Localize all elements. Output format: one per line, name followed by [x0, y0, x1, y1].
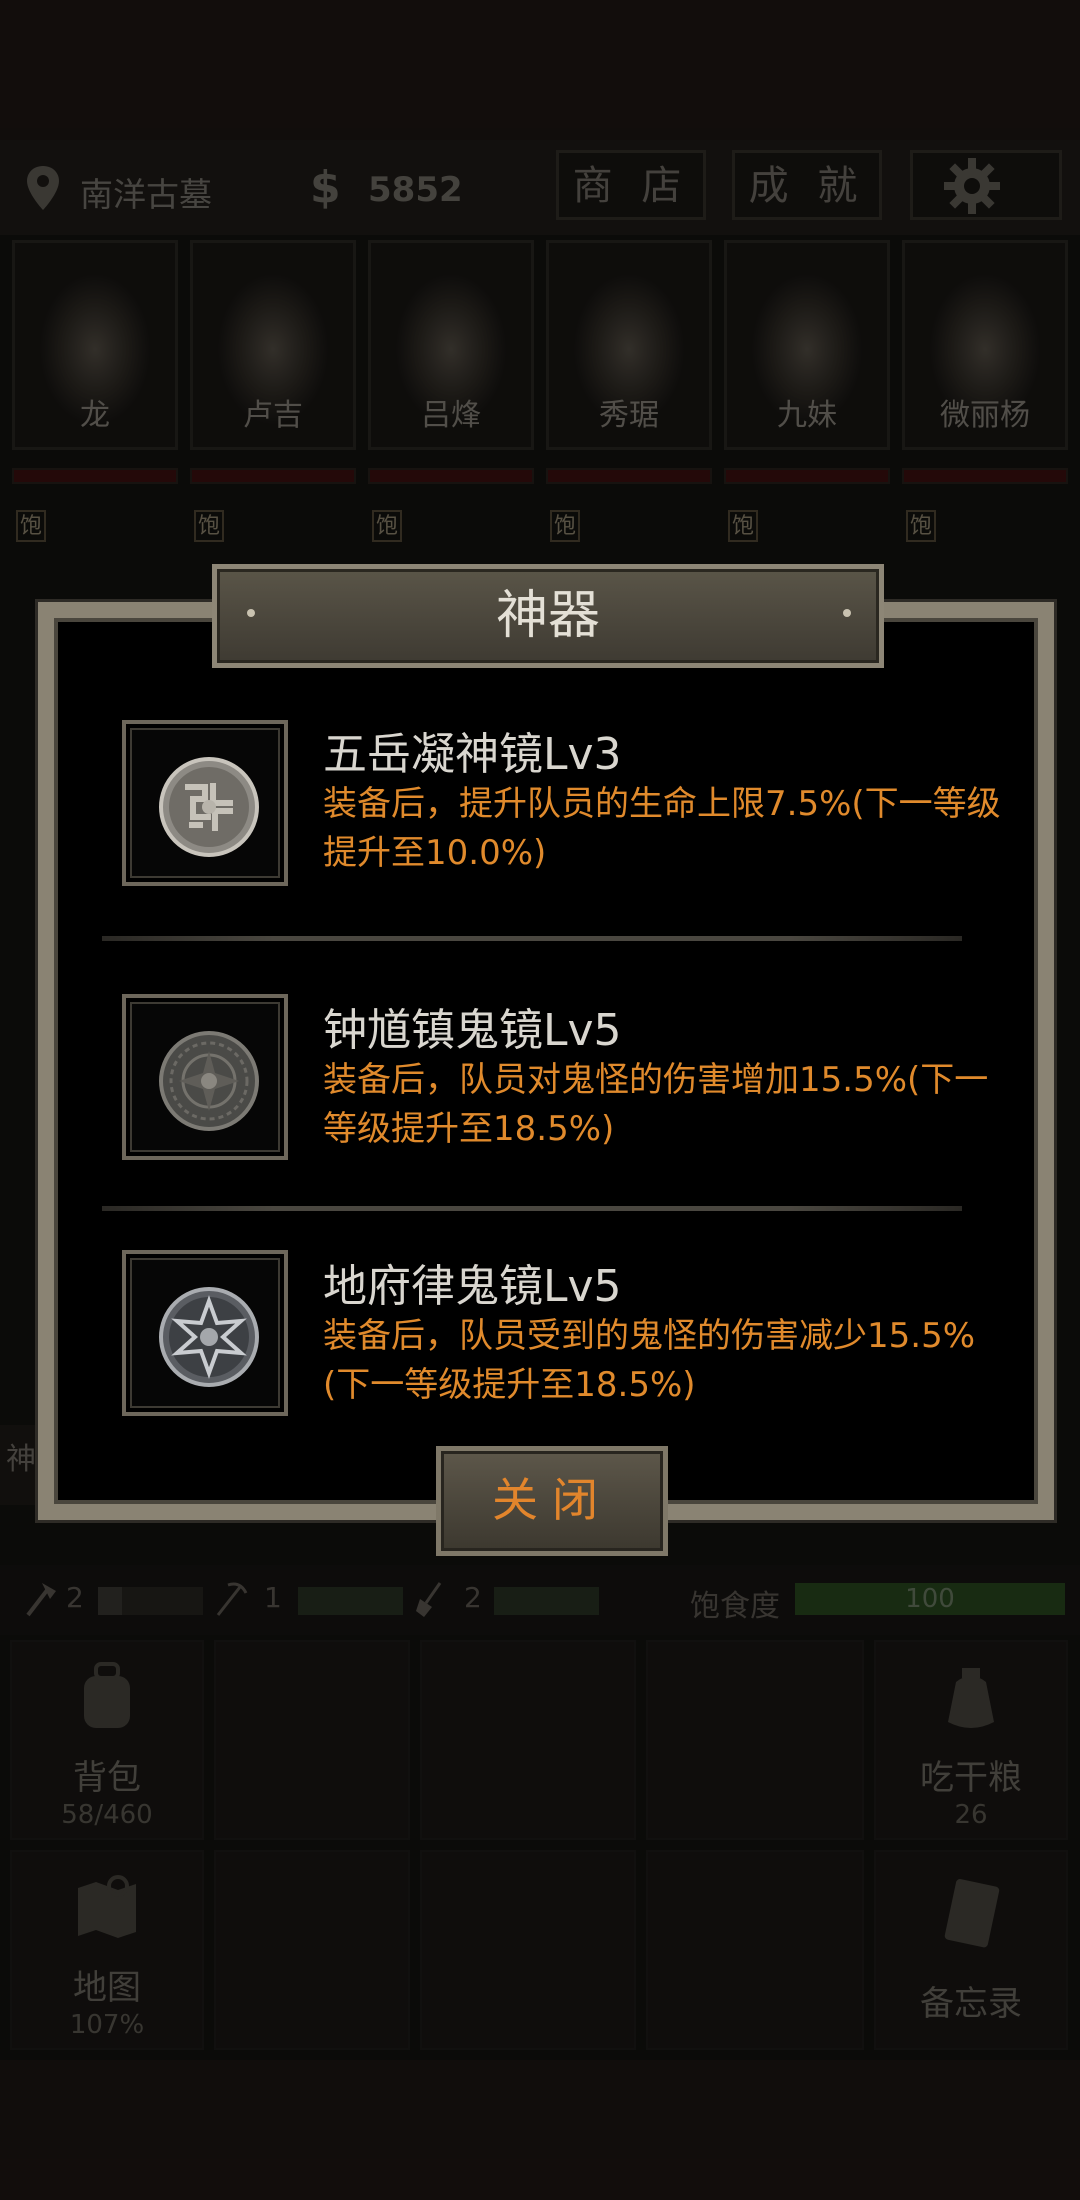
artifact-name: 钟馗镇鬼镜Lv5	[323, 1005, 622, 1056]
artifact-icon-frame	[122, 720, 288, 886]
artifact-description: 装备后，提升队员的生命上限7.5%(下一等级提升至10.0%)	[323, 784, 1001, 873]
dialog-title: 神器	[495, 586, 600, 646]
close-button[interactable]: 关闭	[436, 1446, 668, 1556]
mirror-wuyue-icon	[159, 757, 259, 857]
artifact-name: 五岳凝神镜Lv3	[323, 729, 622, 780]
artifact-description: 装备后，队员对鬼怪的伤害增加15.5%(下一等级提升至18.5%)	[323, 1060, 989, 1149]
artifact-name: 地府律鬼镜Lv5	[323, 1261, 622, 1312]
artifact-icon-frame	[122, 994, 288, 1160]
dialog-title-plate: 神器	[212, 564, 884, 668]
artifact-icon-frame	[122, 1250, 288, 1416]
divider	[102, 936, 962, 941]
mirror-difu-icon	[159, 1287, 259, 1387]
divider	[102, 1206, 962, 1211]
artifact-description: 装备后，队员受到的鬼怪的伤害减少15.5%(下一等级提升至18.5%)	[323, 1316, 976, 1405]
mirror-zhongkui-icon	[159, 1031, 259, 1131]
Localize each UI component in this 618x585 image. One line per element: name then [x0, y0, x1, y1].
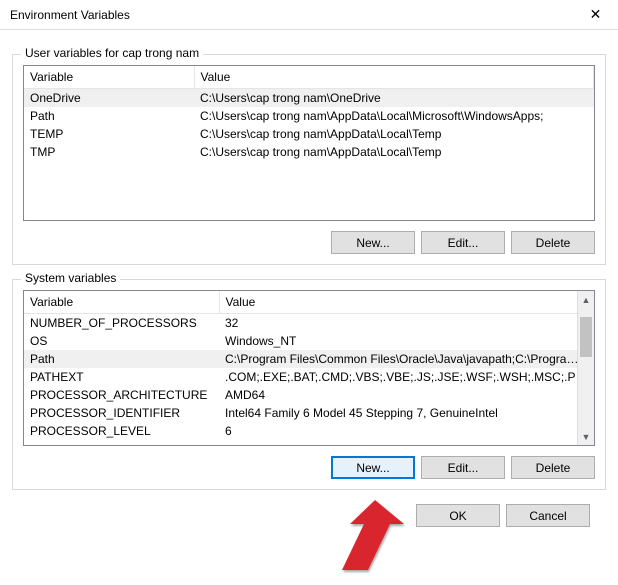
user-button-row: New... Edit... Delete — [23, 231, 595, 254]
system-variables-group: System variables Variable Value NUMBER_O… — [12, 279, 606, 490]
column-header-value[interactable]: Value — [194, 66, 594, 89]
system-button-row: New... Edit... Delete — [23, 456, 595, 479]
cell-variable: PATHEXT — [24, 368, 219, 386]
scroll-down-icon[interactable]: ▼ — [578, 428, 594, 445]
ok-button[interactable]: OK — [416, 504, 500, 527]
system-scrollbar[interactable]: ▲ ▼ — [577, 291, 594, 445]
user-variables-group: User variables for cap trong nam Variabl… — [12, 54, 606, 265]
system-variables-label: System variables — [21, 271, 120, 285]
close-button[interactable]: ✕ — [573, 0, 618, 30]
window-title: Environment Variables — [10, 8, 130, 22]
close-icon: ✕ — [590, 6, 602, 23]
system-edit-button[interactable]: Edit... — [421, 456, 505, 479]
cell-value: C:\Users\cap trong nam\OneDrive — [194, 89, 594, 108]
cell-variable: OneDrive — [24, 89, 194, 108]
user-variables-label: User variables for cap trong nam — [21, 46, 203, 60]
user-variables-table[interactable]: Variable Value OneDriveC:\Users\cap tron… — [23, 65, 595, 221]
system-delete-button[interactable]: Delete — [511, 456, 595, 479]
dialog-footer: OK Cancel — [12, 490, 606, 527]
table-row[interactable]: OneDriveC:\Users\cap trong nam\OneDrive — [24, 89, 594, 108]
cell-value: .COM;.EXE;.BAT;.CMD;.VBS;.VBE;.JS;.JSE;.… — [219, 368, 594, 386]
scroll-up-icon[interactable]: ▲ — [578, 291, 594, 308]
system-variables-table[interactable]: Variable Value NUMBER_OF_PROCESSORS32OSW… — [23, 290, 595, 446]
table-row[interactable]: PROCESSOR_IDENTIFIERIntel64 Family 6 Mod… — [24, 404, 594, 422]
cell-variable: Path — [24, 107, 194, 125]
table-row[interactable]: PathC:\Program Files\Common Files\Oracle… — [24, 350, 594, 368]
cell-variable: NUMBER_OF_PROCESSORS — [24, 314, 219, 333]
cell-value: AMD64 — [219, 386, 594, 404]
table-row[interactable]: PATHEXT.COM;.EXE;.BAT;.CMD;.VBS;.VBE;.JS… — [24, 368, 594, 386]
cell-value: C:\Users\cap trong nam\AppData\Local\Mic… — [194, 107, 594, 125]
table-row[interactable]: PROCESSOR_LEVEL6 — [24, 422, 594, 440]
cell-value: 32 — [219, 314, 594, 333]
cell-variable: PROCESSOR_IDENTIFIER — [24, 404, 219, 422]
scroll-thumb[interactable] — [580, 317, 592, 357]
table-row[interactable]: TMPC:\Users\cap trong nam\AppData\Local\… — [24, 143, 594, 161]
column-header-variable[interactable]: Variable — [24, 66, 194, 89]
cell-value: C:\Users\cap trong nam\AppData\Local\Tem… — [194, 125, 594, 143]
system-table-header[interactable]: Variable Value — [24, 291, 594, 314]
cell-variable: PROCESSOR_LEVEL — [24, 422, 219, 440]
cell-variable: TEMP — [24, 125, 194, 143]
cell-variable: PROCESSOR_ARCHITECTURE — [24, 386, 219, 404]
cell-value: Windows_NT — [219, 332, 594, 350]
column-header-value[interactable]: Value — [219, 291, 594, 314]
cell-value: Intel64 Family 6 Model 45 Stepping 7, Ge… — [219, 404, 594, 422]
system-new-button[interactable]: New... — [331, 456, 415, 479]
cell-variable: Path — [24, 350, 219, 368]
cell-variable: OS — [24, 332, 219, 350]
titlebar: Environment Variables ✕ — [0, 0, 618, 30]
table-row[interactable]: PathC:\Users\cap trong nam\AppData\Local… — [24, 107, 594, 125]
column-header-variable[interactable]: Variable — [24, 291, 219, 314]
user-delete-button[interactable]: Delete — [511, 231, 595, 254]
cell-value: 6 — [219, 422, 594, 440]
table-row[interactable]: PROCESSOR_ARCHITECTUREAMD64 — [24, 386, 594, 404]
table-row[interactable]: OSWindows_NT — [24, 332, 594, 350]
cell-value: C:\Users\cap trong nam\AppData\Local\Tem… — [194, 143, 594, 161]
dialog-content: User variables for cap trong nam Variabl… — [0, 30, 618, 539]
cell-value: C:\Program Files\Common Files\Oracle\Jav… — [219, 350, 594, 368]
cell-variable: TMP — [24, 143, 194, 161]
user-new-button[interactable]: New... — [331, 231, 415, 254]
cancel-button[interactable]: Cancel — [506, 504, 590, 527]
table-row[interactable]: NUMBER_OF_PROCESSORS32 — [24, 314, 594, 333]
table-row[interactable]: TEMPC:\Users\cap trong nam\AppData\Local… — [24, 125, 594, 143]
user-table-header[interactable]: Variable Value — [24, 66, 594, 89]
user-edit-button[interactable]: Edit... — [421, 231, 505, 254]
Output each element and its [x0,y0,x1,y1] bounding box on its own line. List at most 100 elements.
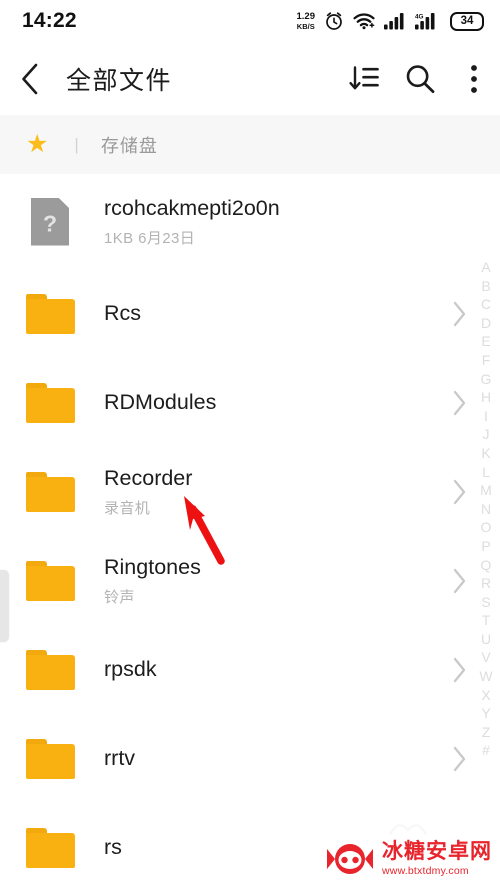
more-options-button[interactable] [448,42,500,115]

#### What this task involves:
Can you reproduce the data verbatim, starting at the line that contains "1005, 622, 1056]" and ending at the line that contains "Localize each UI", with both of those lines included?

#### Written response:
artifact-name: 钟馗镇鬼镜Lv5	[323, 1005, 622, 1056]
artifact-icon-frame	[122, 720, 288, 886]
artifact-description: 装备后，提升队员的生命上限7.5%(下一等级提升至10.0%)	[323, 784, 1001, 873]
dialog-title: 神器	[495, 586, 600, 646]
close-button[interactable]: 关闭	[436, 1446, 668, 1556]
mirror-wuyue-icon	[159, 757, 259, 857]
artifact-name: 五岳凝神镜Lv3	[323, 729, 622, 780]
artifact-description: 装备后，队员对鬼怪的伤害增加15.5%(下一等级提升至18.5%)	[323, 1060, 989, 1149]
artifact-name: 地府律鬼镜Lv5	[323, 1261, 622, 1312]
artifact-icon-frame	[122, 994, 288, 1160]
dialog-title-plate: 神器	[212, 564, 884, 668]
artifact-icon-frame	[122, 1250, 288, 1416]
divider	[102, 936, 962, 941]
mirror-difu-icon	[159, 1287, 259, 1387]
divider	[102, 1206, 962, 1211]
artifact-description: 装备后，队员受到的鬼怪的伤害减少15.5%(下一等级提升至18.5%)	[323, 1316, 976, 1405]
mirror-zhongkui-icon	[159, 1031, 259, 1131]
Localize each UI component in this 618x585 image. One line per element: name then [x0, y0, x1, y1].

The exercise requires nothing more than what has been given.